# GOAL
Locate the word "color" in the entries below, then gather every line that holds it.

** Begin INPUT DATA **

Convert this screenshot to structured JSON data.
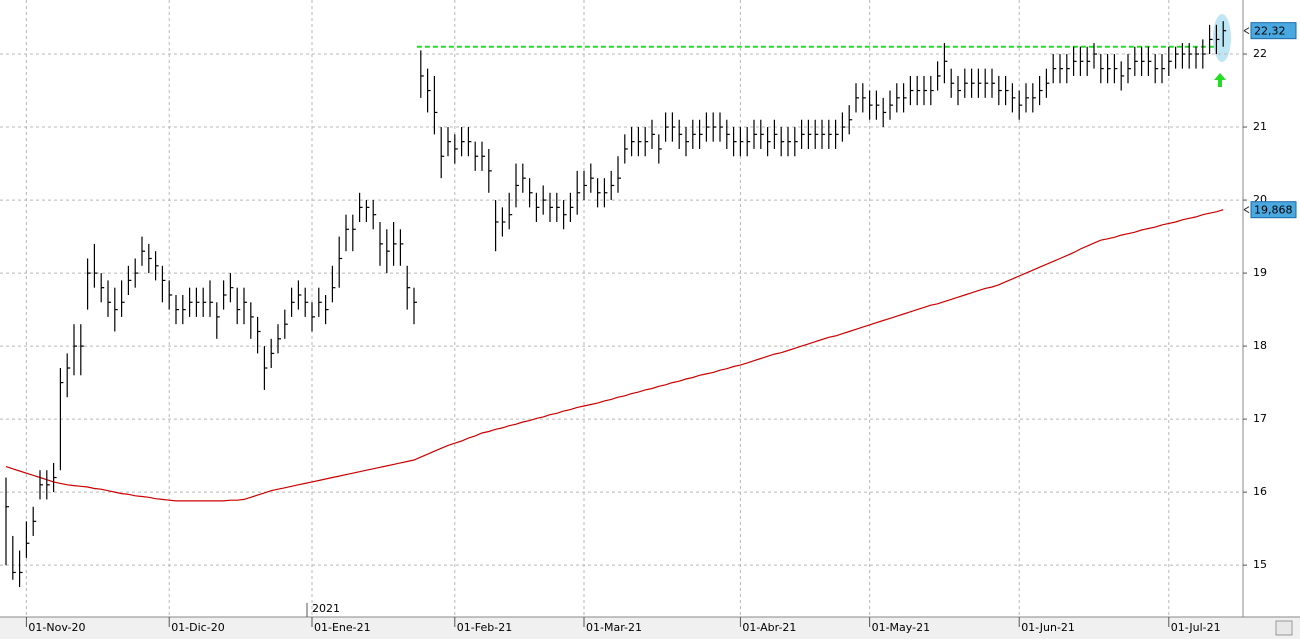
{
  "chart_data": {
    "type": "ohlc",
    "categories": [
      null,
      null,
      null,
      "01-Nov-20",
      null,
      null,
      null,
      null,
      null,
      null,
      null,
      null,
      null,
      null,
      null,
      null,
      null,
      null,
      null,
      null,
      null,
      null,
      null,
      null,
      "01-Dic-20",
      null,
      null,
      null,
      null,
      null,
      null,
      null,
      null,
      null,
      null,
      null,
      null,
      null,
      null,
      null,
      null,
      null,
      null,
      null,
      null,
      "01-Ene-21",
      null,
      null,
      null,
      null,
      null,
      null,
      null,
      null,
      null,
      null,
      null,
      null,
      null,
      null,
      null,
      null,
      null,
      null,
      null,
      null,
      "01-Feb-21",
      null,
      null,
      null,
      null,
      null,
      null,
      null,
      null,
      null,
      null,
      null,
      null,
      null,
      null,
      null,
      null,
      null,
      null,
      "01-Mar-21",
      null,
      null,
      null,
      null,
      null,
      null,
      null,
      null,
      null,
      null,
      null,
      null,
      null,
      null,
      null,
      null,
      null,
      null,
      null,
      null,
      null,
      null,
      "01-Abr-21",
      null,
      null,
      null,
      null,
      null,
      null,
      null,
      null,
      null,
      null,
      null,
      null,
      null,
      null,
      null,
      null,
      null,
      null,
      "01-May-21",
      null,
      null,
      null,
      null,
      null,
      null,
      null,
      null,
      null,
      null,
      null,
      null,
      null,
      null,
      null,
      null,
      null,
      null,
      null,
      null,
      null,
      "01-Jun-21",
      null,
      null,
      null,
      null,
      null,
      null,
      null,
      null,
      null,
      null,
      null,
      null,
      null,
      null,
      null,
      null,
      null,
      null,
      null,
      null,
      null,
      "01-Jul-21",
      null,
      null,
      null,
      null,
      null,
      null,
      null,
      null
    ],
    "high": [
      16.2,
      15.4,
      15.2,
      15.6,
      15.8,
      16.3,
      16.3,
      16.4,
      17.7,
      17.9,
      18.3,
      18.3,
      19.2,
      19.4,
      19.0,
      18.9,
      18.8,
      18.9,
      19.1,
      19.2,
      19.5,
      19.4,
      19.3,
      19.1,
      18.9,
      18.7,
      18.7,
      18.8,
      18.8,
      18.8,
      18.9,
      18.6,
      18.9,
      19.0,
      18.8,
      18.8,
      18.6,
      18.4,
      18.0,
      18.1,
      18.3,
      18.5,
      18.8,
      18.9,
      18.8,
      18.6,
      18.8,
      18.7,
      19.1,
      19.5,
      19.8,
      19.8,
      20.1,
      20.0,
      20.0,
      19.7,
      19.6,
      19.7,
      19.6,
      19.1,
      18.8,
      22.05,
      21.8,
      21.7,
      21.0,
      21.0,
      20.9,
      21.0,
      21.0,
      20.8,
      20.8,
      20.7,
      20.0,
      19.9,
      20.1,
      20.5,
      20.5,
      20.3,
      20.1,
      20.2,
      20.1,
      20.1,
      20.0,
      20.1,
      20.4,
      20.4,
      20.5,
      20.3,
      20.3,
      20.4,
      20.6,
      20.9,
      21.0,
      21.0,
      21.0,
      21.1,
      20.9,
      21.2,
      21.2,
      21.1,
      21.0,
      21.1,
      21.1,
      21.2,
      21.2,
      21.2,
      21.1,
      21.0,
      21.0,
      21.0,
      21.1,
      21.1,
      21.0,
      21.1,
      21.0,
      21.0,
      21.0,
      21.1,
      21.1,
      21.1,
      21.1,
      21.1,
      21.1,
      21.2,
      21.3,
      21.6,
      21.6,
      21.5,
      21.5,
      21.4,
      21.5,
      21.6,
      21.6,
      21.7,
      21.7,
      21.7,
      21.7,
      21.9,
      22.15,
      21.8,
      21.7,
      21.8,
      21.8,
      21.8,
      21.8,
      21.8,
      21.7,
      21.7,
      21.6,
      21.5,
      21.6,
      21.6,
      21.7,
      21.8,
      22.0,
      22.0,
      22.0,
      22.1,
      22.1,
      22.1,
      22.15,
      22.0,
      22.0,
      22.0,
      21.9,
      22.0,
      22.1,
      22.1,
      22.1,
      22.0,
      22.0,
      22.1,
      22.1,
      22.15,
      22.15,
      22.1,
      22.2,
      22.4,
      22.4,
      22.45
    ],
    "low": [
      15.0,
      14.8,
      14.7,
      15.1,
      15.4,
      15.9,
      15.9,
      16.0,
      16.3,
      17.3,
      17.6,
      17.6,
      18.5,
      18.8,
      18.6,
      18.4,
      18.2,
      18.4,
      18.7,
      18.8,
      19.1,
      19.0,
      18.9,
      18.6,
      18.5,
      18.3,
      18.3,
      18.4,
      18.4,
      18.4,
      18.4,
      18.1,
      18.5,
      18.6,
      18.3,
      18.3,
      18.1,
      17.9,
      17.4,
      17.7,
      17.9,
      18.1,
      18.4,
      18.5,
      18.4,
      18.2,
      18.4,
      18.3,
      18.6,
      18.8,
      19.3,
      19.3,
      19.7,
      19.7,
      19.6,
      19.1,
      19.0,
      19.1,
      19.1,
      18.5,
      18.3,
      21.4,
      21.2,
      20.9,
      20.3,
      20.6,
      20.5,
      20.6,
      20.6,
      20.4,
      20.4,
      20.1,
      19.3,
      19.5,
      19.6,
      19.9,
      20.1,
      19.9,
      19.7,
      19.8,
      19.7,
      19.7,
      19.6,
      19.7,
      19.8,
      20.0,
      20.1,
      19.9,
      19.9,
      20.0,
      20.1,
      20.5,
      20.6,
      20.6,
      20.6,
      20.7,
      20.5,
      20.8,
      20.8,
      20.7,
      20.6,
      20.7,
      20.7,
      20.8,
      20.8,
      20.8,
      20.7,
      20.6,
      20.6,
      20.6,
      20.7,
      20.7,
      20.6,
      20.7,
      20.6,
      20.6,
      20.6,
      20.7,
      20.7,
      20.7,
      20.7,
      20.7,
      20.7,
      20.8,
      20.9,
      21.2,
      21.2,
      21.1,
      21.1,
      21.0,
      21.1,
      21.2,
      21.2,
      21.3,
      21.3,
      21.3,
      21.3,
      21.5,
      21.6,
      21.4,
      21.3,
      21.4,
      21.4,
      21.4,
      21.4,
      21.4,
      21.3,
      21.3,
      21.2,
      21.1,
      21.2,
      21.2,
      21.3,
      21.4,
      21.6,
      21.6,
      21.6,
      21.7,
      21.7,
      21.7,
      21.8,
      21.6,
      21.6,
      21.6,
      21.5,
      21.6,
      21.7,
      21.7,
      21.7,
      21.6,
      21.6,
      21.7,
      21.8,
      21.8,
      21.8,
      21.8,
      21.8,
      22.0,
      22.0,
      22.1
    ],
    "close": [
      15.8,
      14.9,
      14.9,
      15.3,
      15.6,
      16.1,
      16.1,
      16.2,
      17.5,
      17.7,
      18.0,
      18.0,
      19.0,
      19.0,
      18.8,
      18.6,
      18.5,
      18.6,
      18.9,
      19.0,
      19.3,
      19.2,
      19.1,
      18.9,
      18.7,
      18.5,
      18.5,
      18.6,
      18.6,
      18.6,
      18.6,
      18.4,
      18.7,
      18.8,
      18.5,
      18.6,
      18.4,
      18.2,
      17.7,
      17.9,
      18.1,
      18.3,
      18.6,
      18.7,
      18.6,
      18.4,
      18.6,
      18.5,
      18.8,
      19.2,
      19.6,
      19.6,
      19.9,
      19.9,
      19.8,
      19.4,
      19.3,
      19.4,
      19.4,
      18.8,
      18.6,
      21.7,
      21.5,
      21.2,
      20.6,
      20.8,
      20.7,
      20.8,
      20.8,
      20.6,
      20.6,
      20.4,
      19.7,
      19.7,
      19.8,
      20.2,
      20.3,
      20.1,
      19.9,
      20.0,
      19.9,
      19.9,
      19.8,
      19.9,
      20.1,
      20.2,
      20.3,
      20.1,
      20.1,
      20.2,
      20.3,
      20.7,
      20.8,
      20.8,
      20.8,
      20.9,
      20.7,
      21.0,
      21.0,
      20.9,
      20.8,
      20.9,
      20.9,
      21.0,
      21.0,
      21.0,
      20.9,
      20.8,
      20.8,
      20.8,
      20.9,
      20.9,
      20.8,
      20.9,
      20.8,
      20.8,
      20.8,
      20.9,
      20.9,
      20.9,
      20.9,
      20.9,
      20.9,
      21.0,
      21.1,
      21.4,
      21.4,
      21.3,
      21.3,
      21.2,
      21.3,
      21.4,
      21.4,
      21.5,
      21.5,
      21.5,
      21.5,
      21.7,
      21.9,
      21.6,
      21.5,
      21.6,
      21.6,
      21.6,
      21.6,
      21.6,
      21.5,
      21.5,
      21.4,
      21.3,
      21.4,
      21.4,
      21.5,
      21.6,
      21.8,
      21.8,
      21.8,
      21.9,
      21.9,
      21.9,
      22.0,
      21.8,
      21.8,
      21.8,
      21.7,
      21.8,
      21.9,
      21.9,
      21.9,
      21.8,
      21.8,
      21.9,
      22.0,
      22.0,
      22.0,
      22.0,
      22.0,
      22.2,
      22.2,
      22.32
    ],
    "color": "#000000",
    "moving_average": {
      "color": "#cc0000",
      "values": [
        16.35,
        16.32,
        16.29,
        16.26,
        16.23,
        16.2,
        16.17,
        16.14,
        16.12,
        16.1,
        16.09,
        16.08,
        16.07,
        16.05,
        16.04,
        16.02,
        16.0,
        15.98,
        15.97,
        15.95,
        15.94,
        15.93,
        15.91,
        15.9,
        15.89,
        15.88,
        15.88,
        15.88,
        15.88,
        15.88,
        15.88,
        15.88,
        15.88,
        15.89,
        15.89,
        15.9,
        15.93,
        15.96,
        15.99,
        16.02,
        16.04,
        16.06,
        16.08,
        16.1,
        16.12,
        16.14,
        16.16,
        16.18,
        16.2,
        16.22,
        16.24,
        16.26,
        16.28,
        16.3,
        16.32,
        16.34,
        16.36,
        16.38,
        16.4,
        16.42,
        16.44,
        16.48,
        16.52,
        16.56,
        16.6,
        16.64,
        16.67,
        16.7,
        16.74,
        16.77,
        16.81,
        16.83,
        16.86,
        16.88,
        16.91,
        16.93,
        16.96,
        16.98,
        17.01,
        17.03,
        17.06,
        17.08,
        17.11,
        17.13,
        17.16,
        17.18,
        17.2,
        17.22,
        17.25,
        17.27,
        17.3,
        17.32,
        17.35,
        17.37,
        17.4,
        17.42,
        17.45,
        17.47,
        17.5,
        17.52,
        17.55,
        17.57,
        17.6,
        17.62,
        17.64,
        17.67,
        17.69,
        17.72,
        17.74,
        17.77,
        17.8,
        17.83,
        17.86,
        17.89,
        17.91,
        17.94,
        17.97,
        18.0,
        18.03,
        18.06,
        18.09,
        18.12,
        18.14,
        18.17,
        18.2,
        18.23,
        18.26,
        18.29,
        18.32,
        18.35,
        18.38,
        18.41,
        18.44,
        18.47,
        18.5,
        18.53,
        18.56,
        18.58,
        18.61,
        18.64,
        18.67,
        18.7,
        18.73,
        18.76,
        18.79,
        18.81,
        18.84,
        18.88,
        18.92,
        18.96,
        19.0,
        19.04,
        19.08,
        19.12,
        19.16,
        19.2,
        19.24,
        19.28,
        19.33,
        19.37,
        19.41,
        19.45,
        19.47,
        19.49,
        19.52,
        19.54,
        19.56,
        19.59,
        19.61,
        19.63,
        19.66,
        19.68,
        19.7,
        19.73,
        19.75,
        19.77,
        19.8,
        19.82,
        19.84,
        19.868
      ]
    },
    "resistance": {
      "value": 22.1,
      "color": "#22dd22"
    },
    "price_labels": [
      {
        "value": 22.32,
        "label": "22,32"
      },
      {
        "value": 19.868,
        "label": "19,868"
      }
    ],
    "year_label": "2021",
    "ylim": [
      14.29,
      22.74
    ],
    "yticks": [
      15,
      16,
      17,
      18,
      19,
      20,
      21,
      22
    ],
    "grid": true
  }
}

** End INPUT DATA **

# RESULT FOR THIS EXERCISE
    "color": "#000000",
      "color": "#cc0000",
      "color": "#22dd22"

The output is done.